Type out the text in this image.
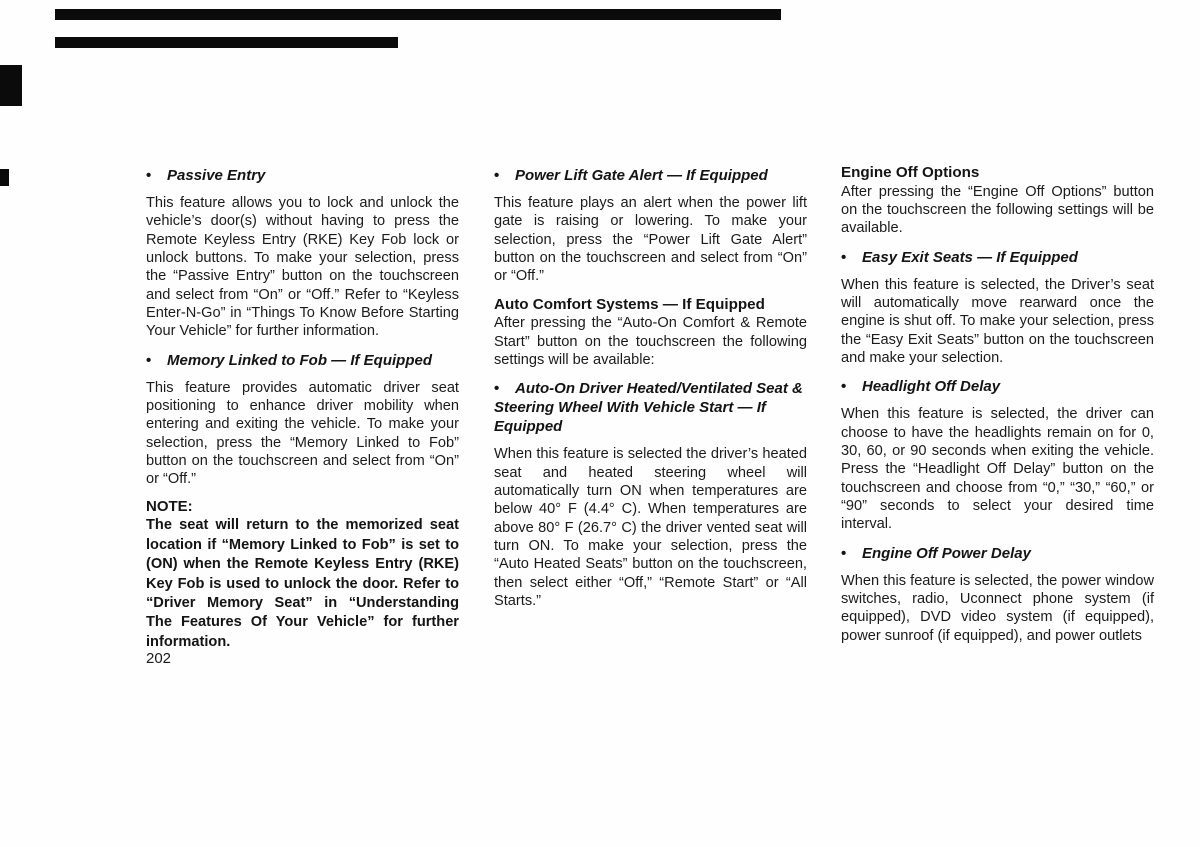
• Passive Entry

This feature allows you to lock and unlock the vehicle’s door(s) without having to press the Remote Keyless Entry (RKE) Key Fob lock or unlock buttons. To make your selection, press the “Passive Entry” button on the touchscreen and select from “On” or “Off.” Refer to “Keyless Enter-N-Go” in “Things To Know Before Starting Your Vehicle” for further information.

• Memory Linked to Fob — If Equipped

This feature provides automatic driver seat positioning to enhance driver mobility when entering and exiting the vehicle. To make your selection, press the “Memory Linked to Fob” button on the touchscreen and select from “On” or “Off.”

NOTE:

The seat will return to the memorized seat location if “Memory Linked to Fob” is set to (ON) when the Remote Keyless Entry (RKE) Key Fob is used to unlock the door. Refer to “Driver Memory Seat” in “Understanding The Features Of Your Vehicle” for further information.

• Power Lift Gate Alert — If Equipped

This feature plays an alert when the power lift gate is raising or lowering. To make your selection, press the “Power Lift Gate Alert” button on the touchscreen and select from “On” or “Off.”

Auto Comfort Systems — If Equipped

After pressing the “Auto-On Comfort & Remote Start” button on the touchscreen the following settings will be available:

• Auto-On Driver Heated/Ventilated Seat & Steering Wheel With Vehicle Start — If Equipped

When this feature is selected the driver’s heated seat and heated steering wheel will automatically turn ON when temperatures are below 40° F (4.4° C). When temperatures are above 80° F (26.7° C) the driver vented seat will turn ON. To make your selection, press the “Auto Heated Seats” button on the touchscreen, then select either “Off,” “Remote Start” or “All Starts.”

Engine Off Options

After pressing the “Engine Off Options” button on the touchscreen the following settings will be available.

• Easy Exit Seats — If Equipped

When this feature is selected, the Driver’s seat will automatically move rearward once the engine is shut off. To make your selection, press the “Easy Exit Seats” button on the touchscreen and make your selection.

• Headlight Off Delay

When this feature is selected, the driver can choose to have the headlights remain on for 0, 30, 60, or 90 seconds when exiting the vehicle. Press the “Headlight Off Delay” button on the touchscreen and choose from “0,” “30,” “60,” or “90” seconds to select your desired time interval.

• Engine Off Power Delay

When this feature is selected, the power window switches, radio, Uconnect phone system (if equipped), DVD video system (if equipped), power sunroof (if equipped), and power outlets

202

◆ ◆ ◆ ◆ ◆ ◆ ◆

GIVEN PROBLEM:
Pictures excluded, quote all the data above exactly.

ANSWER:
Type out the text in this image.
• Passive Entry

This feature allows you to lock and unlock the vehicle’s door(s) without having to press the Remote Keyless Entry (RKE) Key Fob lock or unlock buttons. To make your selection, press the “Passive Entry” button on the touchscreen and select from “On” or “Off.” Refer to “Keyless Enter-N-Go” in “Things To Know Before Starting Your Vehicle” for further information.

• Memory Linked to Fob — If Equipped

This feature provides automatic driver seat positioning to enhance driver mobility when entering and exiting the vehicle. To make your selection, press the “Memory Linked to Fob” button on the touchscreen and select from “On” or “Off.”

NOTE:

The seat will return to the memorized seat location if “Memory Linked to Fob” is set to (ON) when the Remote Keyless Entry (RKE) Key Fob is used to unlock the door. Refer to “Driver Memory Seat” in “Understanding The Features Of Your Vehicle” for further information.

• Power Lift Gate Alert — If Equipped

This feature plays an alert when the power lift gate is raising or lowering. To make your selection, press the “Power Lift Gate Alert” button on the touchscreen and select from “On” or “Off.”

Auto Comfort Systems — If Equipped

After pressing the “Auto-On Comfort & Remote Start” button on the touchscreen the following settings will be available:

• Auto-On Driver Heated/Ventilated Seat & Steering Wheel With Vehicle Start — If Equipped

When this feature is selected the driver’s heated seat and heated steering wheel will automatically turn ON when temperatures are below 40° F (4.4° C). When temperatures are above 80° F (26.7° C) the driver vented seat will turn ON. To make your selection, press the “Auto Heated Seats” button on the touchscreen, then select either “Off,” “Remote Start” or “All Starts.”

Engine Off Options

After pressing the “Engine Off Options” button on the touchscreen the following settings will be available.

• Easy Exit Seats — If Equipped

When this feature is selected, the Driver’s seat will automatically move rearward once the engine is shut off. To make your selection, press the “Easy Exit Seats” button on the touchscreen and make your selection.

• Headlight Off Delay

When this feature is selected, the driver can choose to have the headlights remain on for 0, 30, 60, or 90 seconds when exiting the vehicle. Press the “Headlight Off Delay” button on the touchscreen and choose from “0,” “30,” “60,” or “90” seconds to select your desired time interval.

• Engine Off Power Delay

When this feature is selected, the power window switches, radio, Uconnect phone system (if equipped), DVD video system (if equipped), power sunroof (if equipped), and power outlets

202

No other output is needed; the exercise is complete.